_Task requirements:_
In the listing that follows, how many lines contain "text"? Give the number only.

[Entries taken from a collection]
»»
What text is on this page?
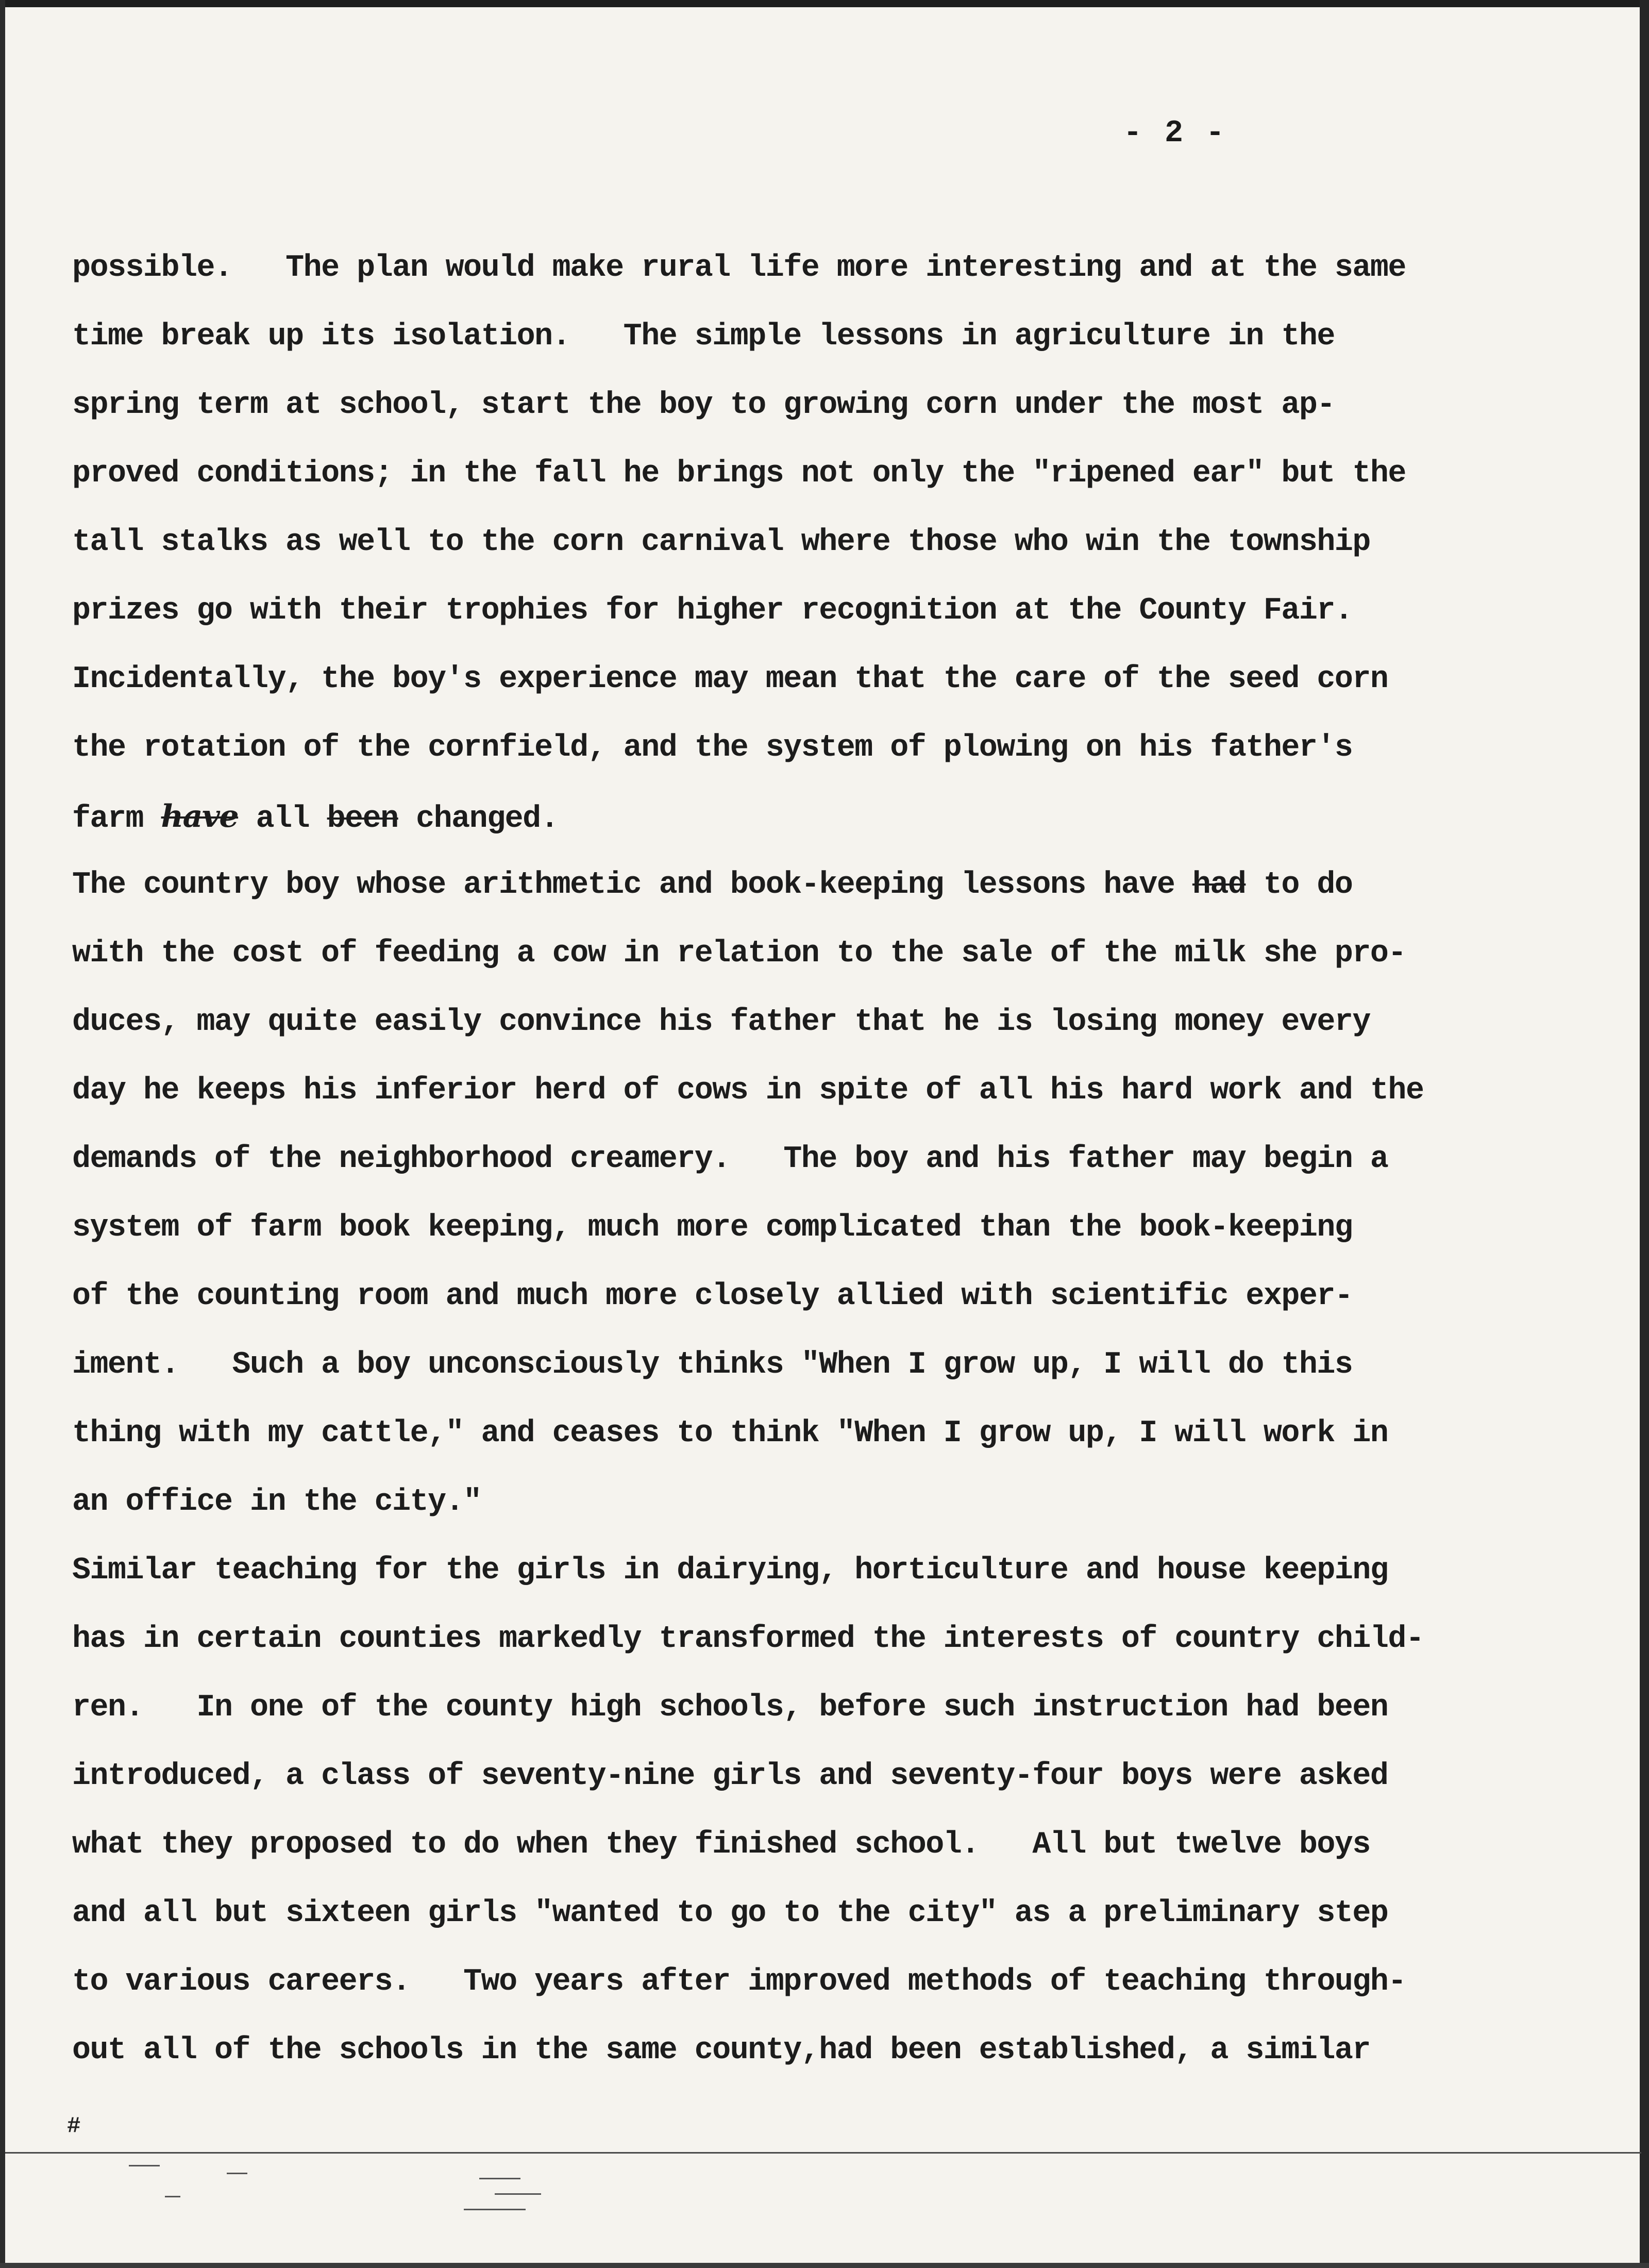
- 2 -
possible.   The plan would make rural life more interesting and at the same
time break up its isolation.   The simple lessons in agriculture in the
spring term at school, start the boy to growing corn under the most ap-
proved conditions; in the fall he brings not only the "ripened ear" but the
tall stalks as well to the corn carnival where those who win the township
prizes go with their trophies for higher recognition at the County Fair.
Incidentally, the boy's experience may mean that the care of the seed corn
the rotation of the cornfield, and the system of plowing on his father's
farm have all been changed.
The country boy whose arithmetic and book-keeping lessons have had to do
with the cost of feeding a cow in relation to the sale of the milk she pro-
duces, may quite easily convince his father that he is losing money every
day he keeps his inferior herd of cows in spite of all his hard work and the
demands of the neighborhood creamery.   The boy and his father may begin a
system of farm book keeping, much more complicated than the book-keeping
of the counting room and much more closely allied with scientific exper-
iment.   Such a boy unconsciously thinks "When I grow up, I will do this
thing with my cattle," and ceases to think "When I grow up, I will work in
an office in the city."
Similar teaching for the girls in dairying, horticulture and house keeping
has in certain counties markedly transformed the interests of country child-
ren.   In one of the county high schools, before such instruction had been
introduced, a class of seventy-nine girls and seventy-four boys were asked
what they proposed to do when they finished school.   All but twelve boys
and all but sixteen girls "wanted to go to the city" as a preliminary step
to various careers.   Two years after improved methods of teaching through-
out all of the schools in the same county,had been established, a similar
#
««
»»
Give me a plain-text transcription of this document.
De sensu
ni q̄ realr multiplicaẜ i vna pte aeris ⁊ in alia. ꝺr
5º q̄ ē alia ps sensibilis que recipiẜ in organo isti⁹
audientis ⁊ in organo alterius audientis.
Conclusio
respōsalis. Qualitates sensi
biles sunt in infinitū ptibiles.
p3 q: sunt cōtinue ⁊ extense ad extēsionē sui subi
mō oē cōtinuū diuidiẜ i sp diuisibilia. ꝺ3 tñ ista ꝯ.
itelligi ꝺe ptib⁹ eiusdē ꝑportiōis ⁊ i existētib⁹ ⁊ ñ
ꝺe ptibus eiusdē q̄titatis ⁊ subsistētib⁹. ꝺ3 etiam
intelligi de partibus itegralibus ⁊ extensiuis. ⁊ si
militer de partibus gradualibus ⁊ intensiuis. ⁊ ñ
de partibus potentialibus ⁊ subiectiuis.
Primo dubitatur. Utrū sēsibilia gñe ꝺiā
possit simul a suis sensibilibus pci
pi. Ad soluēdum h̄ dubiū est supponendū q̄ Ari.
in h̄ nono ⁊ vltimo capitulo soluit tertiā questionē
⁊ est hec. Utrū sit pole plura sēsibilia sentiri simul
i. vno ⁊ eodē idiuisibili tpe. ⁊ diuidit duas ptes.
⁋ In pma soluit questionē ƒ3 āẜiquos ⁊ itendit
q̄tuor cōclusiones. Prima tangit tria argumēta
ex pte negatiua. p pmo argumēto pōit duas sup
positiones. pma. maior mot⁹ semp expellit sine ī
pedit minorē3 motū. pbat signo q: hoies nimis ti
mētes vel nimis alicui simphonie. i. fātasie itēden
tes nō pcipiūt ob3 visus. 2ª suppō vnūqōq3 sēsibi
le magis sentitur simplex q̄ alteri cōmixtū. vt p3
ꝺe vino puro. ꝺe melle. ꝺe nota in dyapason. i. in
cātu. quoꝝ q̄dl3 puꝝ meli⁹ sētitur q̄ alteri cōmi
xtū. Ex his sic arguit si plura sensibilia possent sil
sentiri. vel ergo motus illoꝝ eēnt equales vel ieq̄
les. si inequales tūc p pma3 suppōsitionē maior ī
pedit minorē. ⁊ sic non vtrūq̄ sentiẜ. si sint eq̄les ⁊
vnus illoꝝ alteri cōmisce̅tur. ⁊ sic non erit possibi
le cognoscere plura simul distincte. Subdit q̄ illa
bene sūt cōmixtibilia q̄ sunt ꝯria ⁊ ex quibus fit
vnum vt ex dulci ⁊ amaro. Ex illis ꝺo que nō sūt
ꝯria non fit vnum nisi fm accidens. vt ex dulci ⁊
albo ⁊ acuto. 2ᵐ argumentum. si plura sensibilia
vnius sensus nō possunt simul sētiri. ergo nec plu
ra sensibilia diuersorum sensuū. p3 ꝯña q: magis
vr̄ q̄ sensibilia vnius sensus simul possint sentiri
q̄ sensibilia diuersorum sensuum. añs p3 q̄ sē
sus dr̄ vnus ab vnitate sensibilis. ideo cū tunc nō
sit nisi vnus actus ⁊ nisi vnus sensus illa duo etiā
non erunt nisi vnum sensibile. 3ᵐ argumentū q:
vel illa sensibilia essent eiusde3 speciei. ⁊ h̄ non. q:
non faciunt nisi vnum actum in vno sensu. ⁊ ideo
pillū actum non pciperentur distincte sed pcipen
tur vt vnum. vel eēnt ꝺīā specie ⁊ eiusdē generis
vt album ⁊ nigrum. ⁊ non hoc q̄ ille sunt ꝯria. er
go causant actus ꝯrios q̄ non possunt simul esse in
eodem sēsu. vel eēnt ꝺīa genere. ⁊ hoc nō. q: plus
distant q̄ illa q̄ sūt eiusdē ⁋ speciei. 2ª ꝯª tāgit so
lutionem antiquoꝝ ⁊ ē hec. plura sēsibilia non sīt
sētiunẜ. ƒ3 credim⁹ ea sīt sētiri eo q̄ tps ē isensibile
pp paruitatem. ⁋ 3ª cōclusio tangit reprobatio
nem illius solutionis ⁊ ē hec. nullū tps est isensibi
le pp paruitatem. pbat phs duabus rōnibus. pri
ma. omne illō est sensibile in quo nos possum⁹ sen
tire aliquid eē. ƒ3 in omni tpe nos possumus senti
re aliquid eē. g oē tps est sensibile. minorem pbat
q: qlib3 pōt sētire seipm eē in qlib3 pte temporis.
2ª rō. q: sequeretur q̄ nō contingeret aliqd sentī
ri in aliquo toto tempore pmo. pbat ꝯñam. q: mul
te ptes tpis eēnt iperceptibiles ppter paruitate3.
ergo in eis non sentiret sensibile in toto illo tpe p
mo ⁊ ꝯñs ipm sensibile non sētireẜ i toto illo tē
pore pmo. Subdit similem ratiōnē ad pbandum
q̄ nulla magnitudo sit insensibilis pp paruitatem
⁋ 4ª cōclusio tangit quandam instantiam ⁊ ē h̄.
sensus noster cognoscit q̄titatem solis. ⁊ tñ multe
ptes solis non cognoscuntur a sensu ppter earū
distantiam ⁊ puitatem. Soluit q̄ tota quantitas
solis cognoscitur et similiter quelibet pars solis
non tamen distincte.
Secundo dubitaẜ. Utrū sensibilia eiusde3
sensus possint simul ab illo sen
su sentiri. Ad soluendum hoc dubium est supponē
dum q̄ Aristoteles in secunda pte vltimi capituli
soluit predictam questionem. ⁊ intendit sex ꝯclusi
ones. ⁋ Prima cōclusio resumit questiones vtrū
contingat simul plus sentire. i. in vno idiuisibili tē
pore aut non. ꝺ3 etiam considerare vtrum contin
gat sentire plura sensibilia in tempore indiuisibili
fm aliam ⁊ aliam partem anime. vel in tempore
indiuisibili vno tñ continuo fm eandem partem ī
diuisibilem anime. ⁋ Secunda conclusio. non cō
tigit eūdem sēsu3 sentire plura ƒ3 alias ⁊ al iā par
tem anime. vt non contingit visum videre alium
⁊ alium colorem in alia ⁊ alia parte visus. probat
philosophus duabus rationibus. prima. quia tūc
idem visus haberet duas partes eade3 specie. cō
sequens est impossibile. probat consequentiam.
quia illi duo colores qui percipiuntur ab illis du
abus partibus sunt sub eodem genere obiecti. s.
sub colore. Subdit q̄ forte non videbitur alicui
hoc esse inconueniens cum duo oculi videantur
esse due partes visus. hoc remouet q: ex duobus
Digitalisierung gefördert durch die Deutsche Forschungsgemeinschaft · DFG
««
_The solution:_
2